[Begin]

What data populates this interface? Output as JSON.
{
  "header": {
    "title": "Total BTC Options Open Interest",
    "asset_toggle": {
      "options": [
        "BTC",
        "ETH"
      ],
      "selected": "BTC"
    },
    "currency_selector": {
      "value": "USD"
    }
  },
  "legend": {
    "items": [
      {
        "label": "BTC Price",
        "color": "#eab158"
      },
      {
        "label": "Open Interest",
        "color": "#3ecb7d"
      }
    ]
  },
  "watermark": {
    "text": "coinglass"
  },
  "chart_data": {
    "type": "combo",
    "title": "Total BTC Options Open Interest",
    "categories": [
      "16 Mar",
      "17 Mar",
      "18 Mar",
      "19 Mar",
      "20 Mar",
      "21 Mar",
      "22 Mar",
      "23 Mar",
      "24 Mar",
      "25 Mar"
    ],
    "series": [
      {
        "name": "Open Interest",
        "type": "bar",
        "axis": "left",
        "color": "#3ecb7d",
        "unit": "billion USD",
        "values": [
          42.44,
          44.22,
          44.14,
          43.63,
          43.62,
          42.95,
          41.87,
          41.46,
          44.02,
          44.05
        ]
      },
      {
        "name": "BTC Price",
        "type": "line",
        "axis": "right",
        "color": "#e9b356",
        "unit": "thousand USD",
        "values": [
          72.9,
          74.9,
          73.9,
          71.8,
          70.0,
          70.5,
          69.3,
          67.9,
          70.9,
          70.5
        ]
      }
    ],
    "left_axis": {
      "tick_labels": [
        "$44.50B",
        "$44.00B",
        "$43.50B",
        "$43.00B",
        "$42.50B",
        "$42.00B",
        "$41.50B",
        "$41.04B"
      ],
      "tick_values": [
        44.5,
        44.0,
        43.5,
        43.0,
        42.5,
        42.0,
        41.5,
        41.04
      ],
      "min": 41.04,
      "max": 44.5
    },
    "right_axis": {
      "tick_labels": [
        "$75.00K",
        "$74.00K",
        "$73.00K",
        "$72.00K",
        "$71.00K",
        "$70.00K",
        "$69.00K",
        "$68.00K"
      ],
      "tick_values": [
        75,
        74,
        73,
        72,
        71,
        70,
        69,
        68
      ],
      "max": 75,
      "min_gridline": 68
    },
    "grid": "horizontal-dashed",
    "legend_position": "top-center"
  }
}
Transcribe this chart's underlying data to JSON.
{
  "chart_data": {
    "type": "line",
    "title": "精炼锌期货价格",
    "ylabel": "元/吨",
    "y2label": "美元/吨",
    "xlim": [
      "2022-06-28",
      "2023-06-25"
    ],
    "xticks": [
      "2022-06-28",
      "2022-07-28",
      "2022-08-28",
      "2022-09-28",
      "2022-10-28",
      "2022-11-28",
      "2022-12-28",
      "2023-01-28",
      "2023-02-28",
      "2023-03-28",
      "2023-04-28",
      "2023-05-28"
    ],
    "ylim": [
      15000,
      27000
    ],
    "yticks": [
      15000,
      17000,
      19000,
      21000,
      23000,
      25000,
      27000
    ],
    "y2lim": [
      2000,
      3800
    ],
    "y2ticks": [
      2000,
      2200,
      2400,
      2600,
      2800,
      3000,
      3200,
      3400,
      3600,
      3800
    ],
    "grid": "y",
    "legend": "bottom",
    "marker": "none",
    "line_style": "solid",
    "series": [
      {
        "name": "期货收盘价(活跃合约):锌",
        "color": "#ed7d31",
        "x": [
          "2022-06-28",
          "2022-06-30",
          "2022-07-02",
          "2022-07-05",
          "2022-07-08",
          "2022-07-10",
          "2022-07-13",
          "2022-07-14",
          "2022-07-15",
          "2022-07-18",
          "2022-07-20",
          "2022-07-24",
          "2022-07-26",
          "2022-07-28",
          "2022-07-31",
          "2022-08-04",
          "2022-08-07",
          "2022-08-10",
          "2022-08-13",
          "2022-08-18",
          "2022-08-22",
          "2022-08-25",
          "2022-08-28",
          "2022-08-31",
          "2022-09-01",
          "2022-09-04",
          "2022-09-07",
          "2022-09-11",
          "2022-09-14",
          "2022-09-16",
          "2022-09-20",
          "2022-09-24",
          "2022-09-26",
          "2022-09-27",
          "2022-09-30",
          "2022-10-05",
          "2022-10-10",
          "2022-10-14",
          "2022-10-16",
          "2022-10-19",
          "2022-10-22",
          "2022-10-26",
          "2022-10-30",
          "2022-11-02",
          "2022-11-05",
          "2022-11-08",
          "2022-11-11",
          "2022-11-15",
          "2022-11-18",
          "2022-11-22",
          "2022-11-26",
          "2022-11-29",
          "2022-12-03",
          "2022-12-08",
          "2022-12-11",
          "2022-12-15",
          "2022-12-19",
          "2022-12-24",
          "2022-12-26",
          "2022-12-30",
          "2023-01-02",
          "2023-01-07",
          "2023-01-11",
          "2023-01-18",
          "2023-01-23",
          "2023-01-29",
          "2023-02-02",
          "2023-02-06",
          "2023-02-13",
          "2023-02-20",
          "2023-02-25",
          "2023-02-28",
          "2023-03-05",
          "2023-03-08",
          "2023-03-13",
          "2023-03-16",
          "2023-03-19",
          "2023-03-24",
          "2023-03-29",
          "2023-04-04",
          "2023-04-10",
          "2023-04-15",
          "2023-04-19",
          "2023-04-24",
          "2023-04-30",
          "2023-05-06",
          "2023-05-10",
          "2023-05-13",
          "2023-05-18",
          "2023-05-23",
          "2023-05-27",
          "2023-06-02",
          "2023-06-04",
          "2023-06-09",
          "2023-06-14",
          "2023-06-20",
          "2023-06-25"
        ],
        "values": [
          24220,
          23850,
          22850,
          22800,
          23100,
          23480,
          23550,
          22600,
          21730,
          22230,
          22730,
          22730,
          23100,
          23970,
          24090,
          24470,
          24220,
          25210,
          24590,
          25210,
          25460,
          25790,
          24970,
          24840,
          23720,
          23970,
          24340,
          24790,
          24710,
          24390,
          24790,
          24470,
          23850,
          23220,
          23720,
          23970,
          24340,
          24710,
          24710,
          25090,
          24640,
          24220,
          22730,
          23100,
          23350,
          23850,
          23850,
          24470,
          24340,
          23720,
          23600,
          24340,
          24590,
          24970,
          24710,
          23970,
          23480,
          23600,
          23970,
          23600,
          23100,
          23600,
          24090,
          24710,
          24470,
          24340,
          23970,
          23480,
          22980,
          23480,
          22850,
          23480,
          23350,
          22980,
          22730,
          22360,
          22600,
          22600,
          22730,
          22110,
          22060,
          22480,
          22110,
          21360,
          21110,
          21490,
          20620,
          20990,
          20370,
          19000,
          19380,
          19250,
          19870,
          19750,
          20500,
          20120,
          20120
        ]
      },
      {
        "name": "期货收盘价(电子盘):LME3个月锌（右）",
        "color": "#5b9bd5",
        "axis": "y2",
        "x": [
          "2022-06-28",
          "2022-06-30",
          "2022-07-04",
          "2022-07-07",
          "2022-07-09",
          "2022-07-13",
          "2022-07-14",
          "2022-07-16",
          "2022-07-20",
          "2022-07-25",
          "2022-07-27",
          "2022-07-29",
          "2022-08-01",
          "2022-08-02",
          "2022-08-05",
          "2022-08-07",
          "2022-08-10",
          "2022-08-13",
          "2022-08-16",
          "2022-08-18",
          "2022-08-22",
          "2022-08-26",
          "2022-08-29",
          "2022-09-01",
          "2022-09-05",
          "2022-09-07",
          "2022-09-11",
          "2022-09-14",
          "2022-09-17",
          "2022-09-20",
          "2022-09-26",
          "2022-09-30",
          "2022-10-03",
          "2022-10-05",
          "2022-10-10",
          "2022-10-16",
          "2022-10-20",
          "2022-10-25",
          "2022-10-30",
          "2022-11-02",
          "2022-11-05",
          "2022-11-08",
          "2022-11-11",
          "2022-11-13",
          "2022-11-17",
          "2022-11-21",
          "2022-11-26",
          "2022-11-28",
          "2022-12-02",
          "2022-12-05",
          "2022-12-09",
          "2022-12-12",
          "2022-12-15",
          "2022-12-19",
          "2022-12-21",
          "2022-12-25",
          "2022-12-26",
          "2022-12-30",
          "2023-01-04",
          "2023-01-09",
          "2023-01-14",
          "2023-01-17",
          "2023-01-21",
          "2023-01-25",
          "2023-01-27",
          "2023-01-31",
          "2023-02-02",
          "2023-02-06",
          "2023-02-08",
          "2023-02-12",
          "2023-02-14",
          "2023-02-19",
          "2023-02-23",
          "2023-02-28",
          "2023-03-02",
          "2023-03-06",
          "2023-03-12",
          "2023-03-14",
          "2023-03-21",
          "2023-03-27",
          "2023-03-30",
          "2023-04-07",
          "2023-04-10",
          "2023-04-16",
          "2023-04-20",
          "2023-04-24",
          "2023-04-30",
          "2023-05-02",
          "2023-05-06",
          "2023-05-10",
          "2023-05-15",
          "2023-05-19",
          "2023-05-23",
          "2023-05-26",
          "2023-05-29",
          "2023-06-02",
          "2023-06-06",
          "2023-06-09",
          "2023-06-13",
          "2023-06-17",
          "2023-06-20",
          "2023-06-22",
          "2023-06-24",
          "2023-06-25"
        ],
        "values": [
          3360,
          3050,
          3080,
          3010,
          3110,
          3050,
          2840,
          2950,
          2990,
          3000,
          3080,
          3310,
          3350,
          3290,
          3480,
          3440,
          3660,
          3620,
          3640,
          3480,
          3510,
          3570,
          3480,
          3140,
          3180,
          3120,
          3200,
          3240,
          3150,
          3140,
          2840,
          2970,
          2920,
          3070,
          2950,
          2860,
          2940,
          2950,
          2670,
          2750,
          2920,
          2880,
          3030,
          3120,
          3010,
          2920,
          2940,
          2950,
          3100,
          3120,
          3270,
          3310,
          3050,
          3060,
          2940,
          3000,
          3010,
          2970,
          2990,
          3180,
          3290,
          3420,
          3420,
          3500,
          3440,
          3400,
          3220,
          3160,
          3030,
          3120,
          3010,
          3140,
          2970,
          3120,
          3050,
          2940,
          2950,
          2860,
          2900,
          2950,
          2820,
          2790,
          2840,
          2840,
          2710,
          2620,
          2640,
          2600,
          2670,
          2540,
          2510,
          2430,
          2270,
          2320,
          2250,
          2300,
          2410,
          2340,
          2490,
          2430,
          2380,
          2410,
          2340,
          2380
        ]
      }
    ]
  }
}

[End]

> EXERCISE AIM
Gather from the entries above all lines that include the string "type".

> RESPONSE TO THIS TASK
    "type": "combo",
        "type": "bar",
        "type": "line",
    "type": "line",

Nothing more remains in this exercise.